━━━━━ RECORDS SUPPLIED ━━━━━

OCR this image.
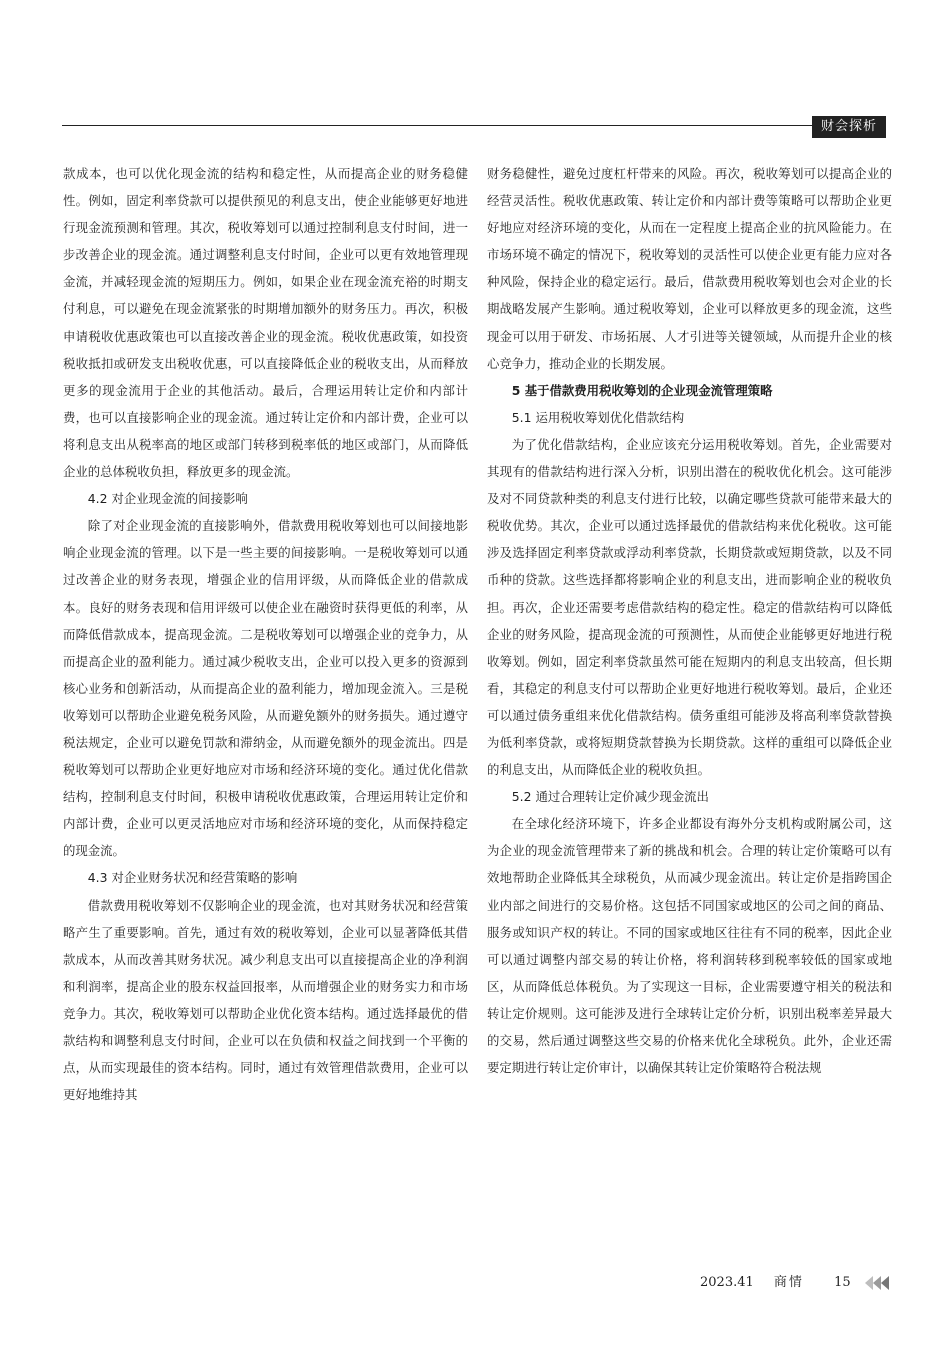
财会探析

款成本，也可以优化现金流的结构和稳定性，从而提高企业的财务稳健性。例如，固定利率贷款可以提供预见的利息支出，使企业能够更好地进行现金流预测和管理。其次，税收筹划可以通过控制利息支付时间，进一步改善企业的现金流。通过调整利息支付时间，企业可以更有效地管理现金流，并减轻现金流的短期压力。例如，如果企业在现金流充裕的时期支付利息，可以避免在现金流紧张的时期增加额外的财务压力。再次，积极申请税收优惠政策也可以直接改善企业的现金流。税收优惠政策，如投资税收抵扣或研发支出税收优惠，可以直接降低企业的税收支出，从而释放更多的现金流用于企业的其他活动。最后，合理运用转让定价和内部计费，也可以直接影响企业的现金流。通过转让定价和内部计费，企业可以将利息支出从税率高的地区或部门转移到税率低的地区或部门，从而降低企业的总体税收负担，释放更多的现金流。

4.2 对企业现金流的间接影响

除了对企业现金流的直接影响外，借款费用税收筹划也可以间接地影响企业现金流的管理。以下是一些主要的间接影响。一是税收筹划可以通过改善企业的财务表现，增强企业的信用评级，从而降低企业的借款成本。良好的财务表现和信用评级可以使企业在融资时获得更低的利率，从而降低借款成本，提高现金流。二是税收筹划可以增强企业的竞争力，从而提高企业的盈利能力。通过减少税收支出，企业可以投入更多的资源到核心业务和创新活动，从而提高企业的盈利能力，增加现金流入。三是税收筹划可以帮助企业避免税务风险，从而避免额外的财务损失。通过遵守税法规定，企业可以避免罚款和滞纳金，从而避免额外的现金流出。四是税收筹划可以帮助企业更好地应对市场和经济环境的变化。通过优化借款结构，控制利息支付时间，积极申请税收优惠政策，合理运用转让定价和内部计费，企业可以更灵活地应对市场和经济环境的变化，从而保持稳定的现金流。

4.3 对企业财务状况和经营策略的影响

借款费用税收筹划不仅影响企业的现金流，也对其财务状况和经营策略产生了重要影响。首先，通过有效的税收筹划，企业可以显著降低其借款成本，从而改善其财务状况。减少利息支出可以直接提高企业的净利润和利润率，提高企业的股东权益回报率，从而增强企业的财务实力和市场竞争力。其次，税收筹划可以帮助企业优化资本结构。通过选择最优的借款结构和调整利息支付时间，企业可以在负债和权益之间找到一个平衡的点，从而实现最佳的资本结构。同时，通过有效管理借款费用，企业可以更好地维持其

财务稳健性，避免过度杠杆带来的风险。再次，税收筹划可以提高企业的经营灵活性。税收优惠政策、转让定价和内部计费等策略可以帮助企业更好地应对经济环境的变化，从而在一定程度上提高企业的抗风险能力。在市场环境不确定的情况下，税收筹划的灵活性可以使企业更有能力应对各种风险，保持企业的稳定运行。最后，借款费用税收筹划也会对企业的长期战略发展产生影响。通过税收筹划，企业可以释放更多的现金流，这些现金可以用于研发、市场拓展、人才引进等关键领域，从而提升企业的核心竞争力，推动企业的长期发展。

5 基于借款费用税收筹划的企业现金流管理策略
5.1 运用税收筹划优化借款结构

为了优化借款结构，企业应该充分运用税收筹划。首先，企业需要对其现有的借款结构进行深入分析，识别出潜在的税收优化机会。这可能涉及对不同贷款种类的利息支付进行比较，以确定哪些贷款可能带来最大的税收优势。其次，企业可以通过选择最优的借款结构来优化税收。这可能涉及选择固定利率贷款或浮动利率贷款，长期贷款或短期贷款，以及不同币种的贷款。这些选择都将影响企业的利息支出，进而影响企业的税收负担。再次，企业还需要考虑借款结构的稳定性。稳定的借款结构可以降低企业的财务风险，提高现金流的可预测性，从而使企业能够更好地进行税收筹划。例如，固定利率贷款虽然可能在短期内的利息支出较高，但长期看，其稳定的利息支付可以帮助企业更好地进行税收筹划。最后，企业还可以通过债务重组来优化借款结构。债务重组可能涉及将高利率贷款替换为低利率贷款，或将短期贷款替换为长期贷款。这样的重组可以降低企业的利息支出，从而降低企业的税收负担。

5.2 通过合理转让定价减少现金流出

在全球化经济环境下，许多企业都设有海外分支机构或附属公司，这为企业的现金流管理带来了新的挑战和机会。合理的转让定价策略可以有效地帮助企业降低其全球税负，从而减少现金流出。转让定价是指跨国企业内部之间进行的交易价格。这包括不同国家或地区的公司之间的商品、服务或知识产权的转让。不同的国家或地区往往有不同的税率，因此企业可以通过调整内部交易的转让价格，将利润转移到税率较低的国家或地区，从而降低总体税负。为了实现这一目标，企业需要遵守相关的税法和转让定价规则。这可能涉及进行全球转让定价分析，识别出税率差异最大的交易，然后通过调整这些交易的价格来优化全球税负。此外，企业还需要定期进行转让定价审计，以确保其转让定价策略符合税法规

2023.41 商情 15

━━━━━

EXERCISE DETAILS:
Do not copy the pictures, but repeat every line exactly.

RESPONSE:
OCR this image.
财会探析

款成本，也可以优化现金流的结构和稳定性，从而提高企业的财务稳健性。例如，固定利率贷款可以提供预见的利息支出，使企业能够更好地进行现金流预测和管理。其次，税收筹划可以通过控制利息支付时间，进一步改善企业的现金流。通过调整利息支付时间，企业可以更有效地管理现金流，并减轻现金流的短期压力。例如，如果企业在现金流充裕的时期支付利息，可以避免在现金流紧张的时期增加额外的财务压力。再次，积极申请税收优惠政策也可以直接改善企业的现金流。税收优惠政策，如投资税收抵扣或研发支出税收优惠，可以直接降低企业的税收支出，从而释放更多的现金流用于企业的其他活动。最后，合理运用转让定价和内部计费，也可以直接影响企业的现金流。通过转让定价和内部计费，企业可以将利息支出从税率高的地区或部门转移到税率低的地区或部门，从而降低企业的总体税收负担，释放更多的现金流。

4.2 对企业现金流的间接影响

除了对企业现金流的直接影响外，借款费用税收筹划也可以间接地影响企业现金流的管理。以下是一些主要的间接影响。一是税收筹划可以通过改善企业的财务表现，增强企业的信用评级，从而降低企业的借款成本。良好的财务表现和信用评级可以使企业在融资时获得更低的利率，从而降低借款成本，提高现金流。二是税收筹划可以增强企业的竞争力，从而提高企业的盈利能力。通过减少税收支出，企业可以投入更多的资源到核心业务和创新活动，从而提高企业的盈利能力，增加现金流入。三是税收筹划可以帮助企业避免税务风险，从而避免额外的财务损失。通过遵守税法规定，企业可以避免罚款和滞纳金，从而避免额外的现金流出。四是税收筹划可以帮助企业更好地应对市场和经济环境的变化。通过优化借款结构，控制利息支付时间，积极申请税收优惠政策，合理运用转让定价和内部计费，企业可以更灵活地应对市场和经济环境的变化，从而保持稳定的现金流。

4.3 对企业财务状况和经营策略的影响

借款费用税收筹划不仅影响企业的现金流，也对其财务状况和经营策略产生了重要影响。首先，通过有效的税收筹划，企业可以显著降低其借款成本，从而改善其财务状况。减少利息支出可以直接提高企业的净利润和利润率，提高企业的股东权益回报率，从而增强企业的财务实力和市场竞争力。其次，税收筹划可以帮助企业优化资本结构。通过选择最优的借款结构和调整利息支付时间，企业可以在负债和权益之间找到一个平衡的点，从而实现最佳的资本结构。同时，通过有效管理借款费用，企业可以更好地维持其

财务稳健性，避免过度杠杆带来的风险。再次，税收筹划可以提高企业的经营灵活性。税收优惠政策、转让定价和内部计费等策略可以帮助企业更好地应对经济环境的变化，从而在一定程度上提高企业的抗风险能力。在市场环境不确定的情况下，税收筹划的灵活性可以使企业更有能力应对各种风险，保持企业的稳定运行。最后，借款费用税收筹划也会对企业的长期战略发展产生影响。通过税收筹划，企业可以释放更多的现金流，这些现金可以用于研发、市场拓展、人才引进等关键领域，从而提升企业的核心竞争力，推动企业的长期发展。

5 基于借款费用税收筹划的企业现金流管理策略
5.1 运用税收筹划优化借款结构

为了优化借款结构，企业应该充分运用税收筹划。首先，企业需要对其现有的借款结构进行深入分析，识别出潜在的税收优化机会。这可能涉及对不同贷款种类的利息支付进行比较，以确定哪些贷款可能带来最大的税收优势。其次，企业可以通过选择最优的借款结构来优化税收。这可能涉及选择固定利率贷款或浮动利率贷款，长期贷款或短期贷款，以及不同币种的贷款。这些选择都将影响企业的利息支出，进而影响企业的税收负担。再次，企业还需要考虑借款结构的稳定性。稳定的借款结构可以降低企业的财务风险，提高现金流的可预测性，从而使企业能够更好地进行税收筹划。例如，固定利率贷款虽然可能在短期内的利息支出较高，但长期看，其稳定的利息支付可以帮助企业更好地进行税收筹划。最后，企业还可以通过债务重组来优化借款结构。债务重组可能涉及将高利率贷款替换为低利率贷款，或将短期贷款替换为长期贷款。这样的重组可以降低企业的利息支出，从而降低企业的税收负担。

5.2 通过合理转让定价减少现金流出

在全球化经济环境下，许多企业都设有海外分支机构或附属公司，这为企业的现金流管理带来了新的挑战和机会。合理的转让定价策略可以有效地帮助企业降低其全球税负，从而减少现金流出。转让定价是指跨国企业内部之间进行的交易价格。这包括不同国家或地区的公司之间的商品、服务或知识产权的转让。不同的国家或地区往往有不同的税率，因此企业可以通过调整内部交易的转让价格，将利润转移到税率较低的国家或地区，从而降低总体税负。为了实现这一目标，企业需要遵守相关的税法和转让定价规则。这可能涉及进行全球转让定价分析，识别出税率差异最大的交易，然后通过调整这些交易的价格来优化全球税负。此外，企业还需要定期进行转让定价审计，以确保其转让定价策略符合税法规

2023.41 商情 15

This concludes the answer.